» TEXTE SOURCE:
====================

Saychai Phanthavong

Saychai Phanthavong : bâtir un avenir plus vert

Projet associé

Rédactrice pour le magazine Lines, la jeune diplômée en architecture a rejoint en 2020 le projet Mekong Info durable pour lequel elle a produit sa première vidéo sur des approches agricoles innovantes dans le nord du Laos. Portrait réalisé par Éléonore Sok.

 

"Ce n’est pas seulement aux journalistes d’informer le public, je pense que c’est le rôle de tout le monde", juge Saychai Phanthavong.

Avec son groupe de volontaires, cette jeune laotienne de 26 ans s’est rendue dans le Xiangkhouang, province septentrionale de hauts-plateaux où l’agriculture est reine. "Nous avons rencontré des producteurs qui expérimentent la rotation des cultures", retrace la stagiaire à l’air sage, lunettes rondes et longs cheveux qu’elle glisse derrière l’oreille.

====================

(Lignes d'un jeu de données)
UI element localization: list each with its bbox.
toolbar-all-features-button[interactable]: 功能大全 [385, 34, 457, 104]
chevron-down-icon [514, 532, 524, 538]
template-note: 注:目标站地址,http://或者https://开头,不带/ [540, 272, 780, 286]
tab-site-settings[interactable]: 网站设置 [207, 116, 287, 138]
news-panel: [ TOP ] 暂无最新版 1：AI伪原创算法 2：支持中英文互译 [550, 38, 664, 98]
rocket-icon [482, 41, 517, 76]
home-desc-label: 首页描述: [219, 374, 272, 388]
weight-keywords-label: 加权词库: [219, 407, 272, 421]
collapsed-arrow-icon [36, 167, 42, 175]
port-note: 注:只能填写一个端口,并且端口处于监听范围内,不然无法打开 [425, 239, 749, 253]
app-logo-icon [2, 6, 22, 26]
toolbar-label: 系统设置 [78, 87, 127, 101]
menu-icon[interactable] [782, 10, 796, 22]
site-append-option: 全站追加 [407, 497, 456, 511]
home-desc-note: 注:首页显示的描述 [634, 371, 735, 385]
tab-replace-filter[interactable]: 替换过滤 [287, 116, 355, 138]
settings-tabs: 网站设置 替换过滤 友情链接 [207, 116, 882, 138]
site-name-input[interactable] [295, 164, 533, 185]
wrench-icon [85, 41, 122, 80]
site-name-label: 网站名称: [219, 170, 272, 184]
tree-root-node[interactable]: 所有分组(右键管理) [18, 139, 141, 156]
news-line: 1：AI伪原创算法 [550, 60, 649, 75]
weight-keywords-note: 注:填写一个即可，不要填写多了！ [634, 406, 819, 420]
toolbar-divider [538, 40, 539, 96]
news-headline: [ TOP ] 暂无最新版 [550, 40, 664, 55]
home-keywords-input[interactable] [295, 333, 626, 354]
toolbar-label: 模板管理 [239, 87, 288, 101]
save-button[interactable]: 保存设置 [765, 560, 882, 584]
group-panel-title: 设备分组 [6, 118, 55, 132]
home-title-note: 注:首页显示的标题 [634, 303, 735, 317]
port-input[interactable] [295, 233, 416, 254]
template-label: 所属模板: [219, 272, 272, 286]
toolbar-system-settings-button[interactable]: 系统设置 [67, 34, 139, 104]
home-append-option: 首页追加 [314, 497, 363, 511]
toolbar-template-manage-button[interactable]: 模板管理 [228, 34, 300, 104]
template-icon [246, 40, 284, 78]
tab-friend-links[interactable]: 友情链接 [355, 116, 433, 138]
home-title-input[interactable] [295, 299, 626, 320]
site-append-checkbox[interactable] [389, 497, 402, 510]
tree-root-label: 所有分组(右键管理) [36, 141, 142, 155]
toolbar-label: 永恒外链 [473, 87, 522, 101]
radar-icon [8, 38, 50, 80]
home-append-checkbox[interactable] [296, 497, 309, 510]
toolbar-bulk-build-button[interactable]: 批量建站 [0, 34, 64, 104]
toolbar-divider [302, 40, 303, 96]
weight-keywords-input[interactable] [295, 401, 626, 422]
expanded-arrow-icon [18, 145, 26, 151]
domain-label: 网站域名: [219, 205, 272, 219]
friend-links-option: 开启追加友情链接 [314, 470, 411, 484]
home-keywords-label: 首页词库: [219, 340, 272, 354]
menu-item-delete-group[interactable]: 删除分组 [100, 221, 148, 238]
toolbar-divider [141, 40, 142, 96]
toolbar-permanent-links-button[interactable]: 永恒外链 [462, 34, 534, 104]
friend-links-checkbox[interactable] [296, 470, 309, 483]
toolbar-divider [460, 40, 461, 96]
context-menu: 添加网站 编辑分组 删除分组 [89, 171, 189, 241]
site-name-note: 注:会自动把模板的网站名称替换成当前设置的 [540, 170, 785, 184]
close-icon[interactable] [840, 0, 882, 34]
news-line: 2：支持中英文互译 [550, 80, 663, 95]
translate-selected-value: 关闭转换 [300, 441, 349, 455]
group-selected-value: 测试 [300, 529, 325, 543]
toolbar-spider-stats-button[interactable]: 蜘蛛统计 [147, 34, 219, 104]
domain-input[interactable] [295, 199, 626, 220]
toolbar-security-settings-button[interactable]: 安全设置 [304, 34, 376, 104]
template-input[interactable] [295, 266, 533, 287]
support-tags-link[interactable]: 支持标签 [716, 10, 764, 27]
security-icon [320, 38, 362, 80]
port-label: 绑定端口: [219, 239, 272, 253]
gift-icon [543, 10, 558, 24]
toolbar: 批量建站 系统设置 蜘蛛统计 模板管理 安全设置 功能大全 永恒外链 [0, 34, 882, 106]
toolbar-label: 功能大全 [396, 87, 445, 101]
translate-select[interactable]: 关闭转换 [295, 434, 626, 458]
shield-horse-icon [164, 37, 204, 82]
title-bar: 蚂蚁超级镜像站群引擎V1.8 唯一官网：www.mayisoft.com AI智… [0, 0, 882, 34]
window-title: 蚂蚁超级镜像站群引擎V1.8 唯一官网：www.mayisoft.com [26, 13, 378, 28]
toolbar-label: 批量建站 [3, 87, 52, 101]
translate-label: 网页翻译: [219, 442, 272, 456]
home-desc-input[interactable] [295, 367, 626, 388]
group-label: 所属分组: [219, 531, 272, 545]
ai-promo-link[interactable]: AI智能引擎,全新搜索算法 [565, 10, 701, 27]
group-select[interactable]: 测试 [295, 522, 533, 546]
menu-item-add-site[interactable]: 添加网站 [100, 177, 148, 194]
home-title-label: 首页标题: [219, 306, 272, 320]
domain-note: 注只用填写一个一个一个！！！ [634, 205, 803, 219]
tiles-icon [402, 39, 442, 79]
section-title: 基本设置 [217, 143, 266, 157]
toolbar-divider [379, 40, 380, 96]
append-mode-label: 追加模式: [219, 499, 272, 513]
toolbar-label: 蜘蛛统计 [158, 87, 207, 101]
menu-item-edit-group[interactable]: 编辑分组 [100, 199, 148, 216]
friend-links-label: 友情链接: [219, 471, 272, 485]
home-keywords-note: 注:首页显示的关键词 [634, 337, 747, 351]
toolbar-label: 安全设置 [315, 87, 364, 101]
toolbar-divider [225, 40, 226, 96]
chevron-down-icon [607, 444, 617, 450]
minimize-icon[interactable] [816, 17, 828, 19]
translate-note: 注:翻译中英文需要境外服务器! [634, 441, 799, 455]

====================

» CONSIGNES:
- a) D'après le portrait de Saychai Phanthavong, dites si chaque affirmation est juste (oui ou non), en citant les mots exacts du texte qui le montrent : (i) Elle a rejoint le projet Mekong Info durable en 2020. (ii) Elle a 30 ans. (iii) Le Xiangkhouang est une province du sud du Laos.
- b) Traduisez en anglais cette phrase du portrait de Saychai Phanthavong : « "Nous avons rencontré des producteurs qui expérimentent la rotation des cultures", retrace la stagiaire à l’air sage, lunettes rondes et longs cheveux qu’elle glisse derrière l’oreille. »
- c) Poursuivez le portrait de Saychai Phanthavong à partir de sa dernière phrase.
Vous n'avez pas besoin de ces lignes.

» RÉPONSES:
- a)
(i) Oui : « a rejoint en 2020 le projet Mekong Info durable »
(ii) Non : « cette jeune laotienne de 26 ans »
(iii) Non : « province septentrionale de hauts-plateaux »

- b) "We met farmers who are experimenting with crop rotation," recounts the intern, who has a calm look, round glasses and long hair that she tucks behind her ear.

- c)
"La première saison, ils plantent du maïs, puis la seconde, ils alternent avec des haricots. Cela permet de renouveler les sols, limite le déboisement de nouvelles parcelles et ces récoltes biologiques sont vendues à un meilleur prix, tout le monde est gagnant ! ", s'exclame-t-elle.

Dans un court reportage, sa toute première vidéo, Saychai interviewe des producteurs, un acheteur chinois amateur de produits laotiens réputés plus naturels que dans l’Empire du milieu et capte la majesté des vertes collines environnantes. "C’était génial de découvrir le monde rural de l’intérieur et pas qu’en simple touriste.

J’ai été touchée par la connexion des villageois avec la nature et j’ai davantage pris conscience de l’urgence écologique", rapporte la jeune femme, curieuse et volontaire. "La vidéo est un format dont les jeunes laotiens sont friands, j’ai donc envie de continuer à apprendre, pour créer mes propres contenus, où je mettrais en avant les sujets qui me tiennent à cœur".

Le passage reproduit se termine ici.